Text.
===

[Guide] Train Custom Lora for Fashion Clothes in Stable Diffusion

(Nov 2, 2024) Update: ComfyUI is a complete solution for image generation. Want to use it quickly and easily? Visit https://comfyai.run to run ComfyUI online without any GPU setup. Start generating images with just one click.

(April 27, 2024) Updates: We've launched a free-to-use tool at Jinta.AI, a platform for image generation for custom products. This allows you to quickly achieve results without having to train Stable Diffusion models yourself. Sign up here.

Introduction:

Training Lora for custom objects can be challenging, as Stable Diffusion may not accurately capture product details, including unique shapes, cuts, and symbols. This is due to the base model's lack of sufficient data for these specifics, leading to mistakes and odd details when working with product images.

This guide is designed to assist you in training Lora specifically for fashion clothing, which tends to be simpler than other categories. The base model's proficiency with images of people and its ability to appropriately fit clothes on various body types provides a solid foundation for custom model training in this area. Although this tutorial focuses on fashion, the principles may be applicable to other commercial products as well. If you have success in these areas, I would appreciate your insights.

===

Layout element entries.
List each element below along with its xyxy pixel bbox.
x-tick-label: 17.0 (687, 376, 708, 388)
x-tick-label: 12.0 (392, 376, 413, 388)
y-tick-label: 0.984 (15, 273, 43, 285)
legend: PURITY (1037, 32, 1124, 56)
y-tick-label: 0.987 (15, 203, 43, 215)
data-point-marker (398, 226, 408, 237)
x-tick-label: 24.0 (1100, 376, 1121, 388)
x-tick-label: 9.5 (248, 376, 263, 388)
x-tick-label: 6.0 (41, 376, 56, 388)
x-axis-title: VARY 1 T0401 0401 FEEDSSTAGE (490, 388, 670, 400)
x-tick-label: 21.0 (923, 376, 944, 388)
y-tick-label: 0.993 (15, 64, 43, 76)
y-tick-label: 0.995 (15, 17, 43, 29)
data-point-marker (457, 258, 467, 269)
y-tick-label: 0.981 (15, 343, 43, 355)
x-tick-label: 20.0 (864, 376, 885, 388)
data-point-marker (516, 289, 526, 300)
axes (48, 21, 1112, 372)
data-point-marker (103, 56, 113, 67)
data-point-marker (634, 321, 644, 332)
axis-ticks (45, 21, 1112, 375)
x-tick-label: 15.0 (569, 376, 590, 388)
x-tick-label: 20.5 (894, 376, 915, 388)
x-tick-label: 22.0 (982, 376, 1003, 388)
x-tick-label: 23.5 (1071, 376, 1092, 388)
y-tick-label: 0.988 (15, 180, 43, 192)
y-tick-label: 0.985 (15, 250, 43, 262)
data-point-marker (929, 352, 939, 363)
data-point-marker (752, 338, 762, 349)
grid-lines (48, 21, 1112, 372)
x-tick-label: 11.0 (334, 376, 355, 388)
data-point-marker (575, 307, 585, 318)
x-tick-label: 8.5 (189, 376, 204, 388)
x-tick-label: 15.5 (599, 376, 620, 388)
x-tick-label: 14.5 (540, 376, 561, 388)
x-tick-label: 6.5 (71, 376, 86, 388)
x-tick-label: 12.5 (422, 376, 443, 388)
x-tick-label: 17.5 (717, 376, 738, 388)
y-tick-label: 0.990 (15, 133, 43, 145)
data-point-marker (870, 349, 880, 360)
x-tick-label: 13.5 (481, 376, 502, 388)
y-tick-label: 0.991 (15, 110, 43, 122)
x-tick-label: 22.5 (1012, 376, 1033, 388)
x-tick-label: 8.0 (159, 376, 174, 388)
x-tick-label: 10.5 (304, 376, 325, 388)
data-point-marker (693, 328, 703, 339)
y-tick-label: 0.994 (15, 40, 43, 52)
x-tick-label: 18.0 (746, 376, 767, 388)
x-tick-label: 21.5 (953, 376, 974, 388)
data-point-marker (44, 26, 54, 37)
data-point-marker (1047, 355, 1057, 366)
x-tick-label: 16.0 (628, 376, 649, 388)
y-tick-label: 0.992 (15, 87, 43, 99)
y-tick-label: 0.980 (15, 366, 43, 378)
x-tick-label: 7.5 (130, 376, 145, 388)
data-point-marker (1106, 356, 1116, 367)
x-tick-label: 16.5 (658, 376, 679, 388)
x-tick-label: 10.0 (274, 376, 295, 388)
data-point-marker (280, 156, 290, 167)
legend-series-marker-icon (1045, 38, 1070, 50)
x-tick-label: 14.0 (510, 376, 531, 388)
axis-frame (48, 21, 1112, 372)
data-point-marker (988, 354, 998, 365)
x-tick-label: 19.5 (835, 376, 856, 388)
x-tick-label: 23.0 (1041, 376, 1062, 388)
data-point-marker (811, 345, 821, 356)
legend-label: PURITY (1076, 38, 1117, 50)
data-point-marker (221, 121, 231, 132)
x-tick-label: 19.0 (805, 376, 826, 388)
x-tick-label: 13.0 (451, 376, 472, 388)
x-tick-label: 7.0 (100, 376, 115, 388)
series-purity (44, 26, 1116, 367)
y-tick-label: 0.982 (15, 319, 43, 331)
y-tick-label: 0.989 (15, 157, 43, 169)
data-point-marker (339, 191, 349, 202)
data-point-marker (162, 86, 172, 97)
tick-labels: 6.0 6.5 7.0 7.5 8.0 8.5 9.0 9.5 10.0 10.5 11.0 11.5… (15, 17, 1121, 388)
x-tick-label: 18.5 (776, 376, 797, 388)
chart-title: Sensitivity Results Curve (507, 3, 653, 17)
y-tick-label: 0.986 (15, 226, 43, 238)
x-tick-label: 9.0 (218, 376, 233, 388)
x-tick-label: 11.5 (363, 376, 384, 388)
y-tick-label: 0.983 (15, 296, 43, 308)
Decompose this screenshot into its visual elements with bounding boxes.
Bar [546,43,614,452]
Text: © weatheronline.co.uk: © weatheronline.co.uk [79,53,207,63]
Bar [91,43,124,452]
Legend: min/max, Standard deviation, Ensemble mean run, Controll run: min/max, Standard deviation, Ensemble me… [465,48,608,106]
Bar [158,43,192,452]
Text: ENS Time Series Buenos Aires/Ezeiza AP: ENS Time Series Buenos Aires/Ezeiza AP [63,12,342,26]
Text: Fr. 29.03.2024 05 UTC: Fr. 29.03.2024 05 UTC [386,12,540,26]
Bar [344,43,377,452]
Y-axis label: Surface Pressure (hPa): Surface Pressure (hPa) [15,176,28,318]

===

Requirement. Reproduce the entire guide on training Lora for fashion clothes word for word. These entries have nothing to do with the guide on training Lora for fashion clothes.

Result of this exercise.
[Guide] Train Custom Lora for Fashion Clothes in Stable Diffusion

(Nov 2, 2024) Update: ComfyUI is a complete solution for image generation. Want to use it quickly and easily? Visit https://comfyai.run to run ComfyUI online without any GPU setup. Start generating images with just one click.

(April 27, 2024) Updates: We've launched a free-to-use tool at Jinta.AI, a platform for image generation for custom products. This allows you to quickly achieve results without having to train Stable Diffusion models yourself. Sign up here.

Introduction:

Training Lora for custom objects can be challenging, as Stable Diffusion may not accurately capture product details, including unique shapes, cuts, and symbols. This is due to the base model's lack of sufficient data for these specifics, leading to mistakes and odd details when working with product images.

This guide is designed to assist you in training Lora specifically for fashion clothing, which tends to be simpler than other categories. The base model's proficiency with images of people and its ability to appropriately fit clothes on various body types provides a solid foundation for custom model training in this area. Although this tutorial focuses on fashion, the principles may be applicable to other commercial products as well. If you have success in these areas, I would appreciate your insights.